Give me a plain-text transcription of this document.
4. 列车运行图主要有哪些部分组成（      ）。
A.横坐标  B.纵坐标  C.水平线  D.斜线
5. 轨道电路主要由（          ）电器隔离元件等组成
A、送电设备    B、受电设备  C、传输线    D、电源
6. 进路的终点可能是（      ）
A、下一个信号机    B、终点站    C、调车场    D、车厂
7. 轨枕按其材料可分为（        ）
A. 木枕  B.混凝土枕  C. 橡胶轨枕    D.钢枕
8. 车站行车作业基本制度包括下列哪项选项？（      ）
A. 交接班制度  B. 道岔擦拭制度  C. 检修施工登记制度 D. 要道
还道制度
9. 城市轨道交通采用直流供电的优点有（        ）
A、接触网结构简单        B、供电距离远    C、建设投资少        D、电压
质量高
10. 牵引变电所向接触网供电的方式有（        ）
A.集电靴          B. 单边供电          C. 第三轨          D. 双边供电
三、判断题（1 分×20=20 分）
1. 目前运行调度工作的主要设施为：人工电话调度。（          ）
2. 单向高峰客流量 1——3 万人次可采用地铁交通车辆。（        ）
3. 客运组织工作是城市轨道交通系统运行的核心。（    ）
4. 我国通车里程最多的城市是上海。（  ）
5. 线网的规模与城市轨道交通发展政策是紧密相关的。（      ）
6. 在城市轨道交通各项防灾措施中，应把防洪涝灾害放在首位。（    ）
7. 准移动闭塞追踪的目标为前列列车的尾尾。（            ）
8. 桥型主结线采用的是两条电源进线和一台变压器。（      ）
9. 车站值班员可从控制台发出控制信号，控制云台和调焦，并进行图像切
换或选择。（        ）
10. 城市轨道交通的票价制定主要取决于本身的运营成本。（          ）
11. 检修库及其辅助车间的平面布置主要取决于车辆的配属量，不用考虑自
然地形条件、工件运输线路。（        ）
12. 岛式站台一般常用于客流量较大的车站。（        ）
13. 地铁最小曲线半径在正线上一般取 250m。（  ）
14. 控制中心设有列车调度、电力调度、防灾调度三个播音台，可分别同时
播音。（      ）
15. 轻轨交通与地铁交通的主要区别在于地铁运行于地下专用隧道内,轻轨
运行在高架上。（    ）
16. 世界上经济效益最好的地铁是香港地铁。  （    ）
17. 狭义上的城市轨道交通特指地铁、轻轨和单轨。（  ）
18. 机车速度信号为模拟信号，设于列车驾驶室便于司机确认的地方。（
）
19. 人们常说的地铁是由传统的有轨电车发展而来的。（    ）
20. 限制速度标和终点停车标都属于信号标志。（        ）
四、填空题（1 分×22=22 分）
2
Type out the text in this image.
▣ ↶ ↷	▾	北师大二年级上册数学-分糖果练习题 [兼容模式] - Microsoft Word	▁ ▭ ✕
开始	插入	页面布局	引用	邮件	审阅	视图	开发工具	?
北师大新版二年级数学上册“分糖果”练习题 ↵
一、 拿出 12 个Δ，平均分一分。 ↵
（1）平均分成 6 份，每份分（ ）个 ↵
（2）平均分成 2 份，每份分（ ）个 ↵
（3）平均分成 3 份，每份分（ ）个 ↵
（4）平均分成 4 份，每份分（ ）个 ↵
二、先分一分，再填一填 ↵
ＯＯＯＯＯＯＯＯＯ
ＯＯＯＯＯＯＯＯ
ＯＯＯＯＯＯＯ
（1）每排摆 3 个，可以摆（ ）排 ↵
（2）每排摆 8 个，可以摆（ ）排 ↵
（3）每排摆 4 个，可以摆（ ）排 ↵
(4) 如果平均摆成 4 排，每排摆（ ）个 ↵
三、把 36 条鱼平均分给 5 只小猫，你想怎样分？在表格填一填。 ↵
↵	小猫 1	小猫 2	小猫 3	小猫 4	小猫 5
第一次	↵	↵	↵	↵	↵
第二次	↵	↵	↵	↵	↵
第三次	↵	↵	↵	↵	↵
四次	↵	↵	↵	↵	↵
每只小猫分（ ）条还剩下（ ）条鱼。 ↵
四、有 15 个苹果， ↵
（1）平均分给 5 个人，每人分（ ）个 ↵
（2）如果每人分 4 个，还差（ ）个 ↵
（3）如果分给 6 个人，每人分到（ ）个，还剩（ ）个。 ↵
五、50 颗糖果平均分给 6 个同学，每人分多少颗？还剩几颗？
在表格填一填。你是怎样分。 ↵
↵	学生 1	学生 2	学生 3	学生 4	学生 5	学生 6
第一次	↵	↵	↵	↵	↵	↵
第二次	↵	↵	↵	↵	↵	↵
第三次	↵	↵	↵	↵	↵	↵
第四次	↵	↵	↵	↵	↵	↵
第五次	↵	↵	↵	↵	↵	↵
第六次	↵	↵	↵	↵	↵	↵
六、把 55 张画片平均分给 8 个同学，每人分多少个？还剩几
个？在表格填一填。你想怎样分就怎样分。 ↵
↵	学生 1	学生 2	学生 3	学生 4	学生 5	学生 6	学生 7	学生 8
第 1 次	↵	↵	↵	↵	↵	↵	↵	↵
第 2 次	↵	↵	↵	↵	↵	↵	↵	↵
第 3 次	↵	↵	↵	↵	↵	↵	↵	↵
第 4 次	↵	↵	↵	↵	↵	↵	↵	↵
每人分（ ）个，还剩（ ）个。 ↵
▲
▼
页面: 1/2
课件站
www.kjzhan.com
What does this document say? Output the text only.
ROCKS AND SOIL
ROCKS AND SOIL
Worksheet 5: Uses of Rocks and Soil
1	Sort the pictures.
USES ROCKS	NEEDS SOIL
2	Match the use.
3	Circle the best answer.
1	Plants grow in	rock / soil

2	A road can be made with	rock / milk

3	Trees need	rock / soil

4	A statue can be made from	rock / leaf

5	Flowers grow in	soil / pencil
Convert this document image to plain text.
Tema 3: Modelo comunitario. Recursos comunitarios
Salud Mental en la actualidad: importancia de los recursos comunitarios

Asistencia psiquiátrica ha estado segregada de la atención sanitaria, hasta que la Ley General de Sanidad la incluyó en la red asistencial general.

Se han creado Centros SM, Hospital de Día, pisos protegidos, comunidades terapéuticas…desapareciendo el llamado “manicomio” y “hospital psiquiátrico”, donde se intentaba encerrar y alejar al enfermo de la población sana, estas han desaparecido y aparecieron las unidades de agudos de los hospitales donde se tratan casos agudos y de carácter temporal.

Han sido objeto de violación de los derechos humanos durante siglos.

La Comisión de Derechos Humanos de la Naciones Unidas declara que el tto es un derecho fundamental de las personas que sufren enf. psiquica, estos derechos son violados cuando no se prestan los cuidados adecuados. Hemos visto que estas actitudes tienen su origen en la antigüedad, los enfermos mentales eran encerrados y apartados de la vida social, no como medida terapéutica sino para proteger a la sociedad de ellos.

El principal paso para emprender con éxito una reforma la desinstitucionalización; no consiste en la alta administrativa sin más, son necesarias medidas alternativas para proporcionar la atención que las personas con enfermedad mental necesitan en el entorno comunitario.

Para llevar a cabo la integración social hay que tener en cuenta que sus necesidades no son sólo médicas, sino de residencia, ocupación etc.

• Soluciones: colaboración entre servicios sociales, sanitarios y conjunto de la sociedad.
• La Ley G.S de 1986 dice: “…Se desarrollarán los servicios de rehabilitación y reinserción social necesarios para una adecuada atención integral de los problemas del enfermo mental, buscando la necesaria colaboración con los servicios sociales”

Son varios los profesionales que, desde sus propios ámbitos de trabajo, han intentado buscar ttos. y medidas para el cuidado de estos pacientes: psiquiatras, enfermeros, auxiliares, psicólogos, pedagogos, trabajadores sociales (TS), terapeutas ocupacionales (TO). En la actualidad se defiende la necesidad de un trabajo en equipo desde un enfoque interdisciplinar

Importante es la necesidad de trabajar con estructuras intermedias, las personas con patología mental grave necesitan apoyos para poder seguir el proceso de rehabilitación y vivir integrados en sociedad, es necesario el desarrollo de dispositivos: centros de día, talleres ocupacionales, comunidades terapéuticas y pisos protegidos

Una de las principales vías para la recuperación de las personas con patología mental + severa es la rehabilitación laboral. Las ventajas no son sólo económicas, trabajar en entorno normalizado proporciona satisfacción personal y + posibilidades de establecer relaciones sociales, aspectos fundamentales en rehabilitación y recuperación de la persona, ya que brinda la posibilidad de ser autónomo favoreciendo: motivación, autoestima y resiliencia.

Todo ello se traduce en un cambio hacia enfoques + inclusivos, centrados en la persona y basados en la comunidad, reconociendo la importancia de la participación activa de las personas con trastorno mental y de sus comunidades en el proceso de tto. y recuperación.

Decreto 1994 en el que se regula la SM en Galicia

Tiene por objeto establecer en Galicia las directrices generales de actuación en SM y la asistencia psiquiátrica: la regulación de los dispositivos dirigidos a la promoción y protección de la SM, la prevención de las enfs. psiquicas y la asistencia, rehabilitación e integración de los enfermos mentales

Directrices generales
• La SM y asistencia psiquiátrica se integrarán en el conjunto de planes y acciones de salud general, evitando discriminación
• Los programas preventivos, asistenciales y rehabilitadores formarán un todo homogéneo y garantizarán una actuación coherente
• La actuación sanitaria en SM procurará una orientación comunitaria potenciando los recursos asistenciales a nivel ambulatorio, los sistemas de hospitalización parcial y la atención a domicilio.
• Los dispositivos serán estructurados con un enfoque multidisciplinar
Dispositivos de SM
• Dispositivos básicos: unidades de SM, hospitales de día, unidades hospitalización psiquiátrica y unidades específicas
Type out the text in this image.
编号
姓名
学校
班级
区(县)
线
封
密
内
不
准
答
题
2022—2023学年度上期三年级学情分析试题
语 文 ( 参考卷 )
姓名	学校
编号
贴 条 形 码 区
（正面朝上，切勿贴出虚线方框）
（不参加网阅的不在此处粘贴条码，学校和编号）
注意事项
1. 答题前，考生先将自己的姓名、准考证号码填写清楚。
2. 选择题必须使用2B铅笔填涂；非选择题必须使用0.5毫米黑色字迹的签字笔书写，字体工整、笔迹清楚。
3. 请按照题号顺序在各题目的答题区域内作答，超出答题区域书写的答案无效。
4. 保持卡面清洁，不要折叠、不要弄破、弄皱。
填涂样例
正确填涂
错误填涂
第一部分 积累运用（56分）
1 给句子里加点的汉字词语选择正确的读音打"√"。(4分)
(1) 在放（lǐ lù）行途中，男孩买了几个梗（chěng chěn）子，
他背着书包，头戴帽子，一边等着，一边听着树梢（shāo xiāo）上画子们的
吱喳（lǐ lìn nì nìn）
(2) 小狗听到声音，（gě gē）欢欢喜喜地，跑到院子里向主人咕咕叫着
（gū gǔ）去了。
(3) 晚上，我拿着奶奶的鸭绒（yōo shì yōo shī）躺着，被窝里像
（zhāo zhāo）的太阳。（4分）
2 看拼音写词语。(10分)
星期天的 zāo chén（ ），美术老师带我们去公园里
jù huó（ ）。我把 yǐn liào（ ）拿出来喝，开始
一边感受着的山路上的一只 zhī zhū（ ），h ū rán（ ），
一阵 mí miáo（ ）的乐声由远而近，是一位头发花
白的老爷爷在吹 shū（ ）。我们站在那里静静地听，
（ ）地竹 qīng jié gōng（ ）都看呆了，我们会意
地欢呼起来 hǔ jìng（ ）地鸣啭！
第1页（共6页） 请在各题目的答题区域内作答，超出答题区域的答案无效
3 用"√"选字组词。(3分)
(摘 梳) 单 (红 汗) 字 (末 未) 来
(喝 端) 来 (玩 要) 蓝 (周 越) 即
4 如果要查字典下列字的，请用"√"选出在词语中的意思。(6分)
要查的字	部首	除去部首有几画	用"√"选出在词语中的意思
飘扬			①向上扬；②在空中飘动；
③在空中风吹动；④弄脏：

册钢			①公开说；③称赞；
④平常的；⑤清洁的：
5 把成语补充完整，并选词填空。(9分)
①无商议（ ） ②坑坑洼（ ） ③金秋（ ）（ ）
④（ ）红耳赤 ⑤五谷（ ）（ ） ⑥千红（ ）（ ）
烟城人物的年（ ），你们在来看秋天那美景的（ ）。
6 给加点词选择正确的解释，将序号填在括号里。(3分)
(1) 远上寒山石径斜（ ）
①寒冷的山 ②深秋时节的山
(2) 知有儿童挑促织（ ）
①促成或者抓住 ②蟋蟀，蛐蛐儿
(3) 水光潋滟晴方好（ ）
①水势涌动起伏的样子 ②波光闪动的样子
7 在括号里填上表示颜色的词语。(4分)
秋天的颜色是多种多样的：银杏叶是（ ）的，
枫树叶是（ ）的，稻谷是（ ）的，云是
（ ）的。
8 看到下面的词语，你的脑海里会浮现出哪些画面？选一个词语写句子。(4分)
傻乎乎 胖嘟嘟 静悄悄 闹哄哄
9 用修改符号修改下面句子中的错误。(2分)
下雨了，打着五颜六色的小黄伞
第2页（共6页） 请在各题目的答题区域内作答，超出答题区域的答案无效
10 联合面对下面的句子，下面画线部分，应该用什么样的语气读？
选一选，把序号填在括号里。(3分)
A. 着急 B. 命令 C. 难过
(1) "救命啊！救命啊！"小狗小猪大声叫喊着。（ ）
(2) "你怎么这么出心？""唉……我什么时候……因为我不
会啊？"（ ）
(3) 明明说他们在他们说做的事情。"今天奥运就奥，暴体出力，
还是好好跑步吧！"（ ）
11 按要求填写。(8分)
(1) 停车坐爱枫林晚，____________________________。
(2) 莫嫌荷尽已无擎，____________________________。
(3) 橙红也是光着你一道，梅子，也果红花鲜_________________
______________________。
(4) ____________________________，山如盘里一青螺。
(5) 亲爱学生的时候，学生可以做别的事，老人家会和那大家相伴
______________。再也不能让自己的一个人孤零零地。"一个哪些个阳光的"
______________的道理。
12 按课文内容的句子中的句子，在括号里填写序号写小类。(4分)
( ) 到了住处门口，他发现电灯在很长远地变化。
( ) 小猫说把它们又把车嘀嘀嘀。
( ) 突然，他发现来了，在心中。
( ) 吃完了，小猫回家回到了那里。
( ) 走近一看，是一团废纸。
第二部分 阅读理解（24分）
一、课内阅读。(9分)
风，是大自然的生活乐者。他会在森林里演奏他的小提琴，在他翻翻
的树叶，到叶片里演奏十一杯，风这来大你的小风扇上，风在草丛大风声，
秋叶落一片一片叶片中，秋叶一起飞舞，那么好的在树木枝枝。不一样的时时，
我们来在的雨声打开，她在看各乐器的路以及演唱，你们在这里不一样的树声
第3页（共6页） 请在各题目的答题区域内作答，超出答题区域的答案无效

***

• **SHORT TASK**: Report how many lines in the records above contain the word "plain", giving only the number.

• **THE RESULT**: 2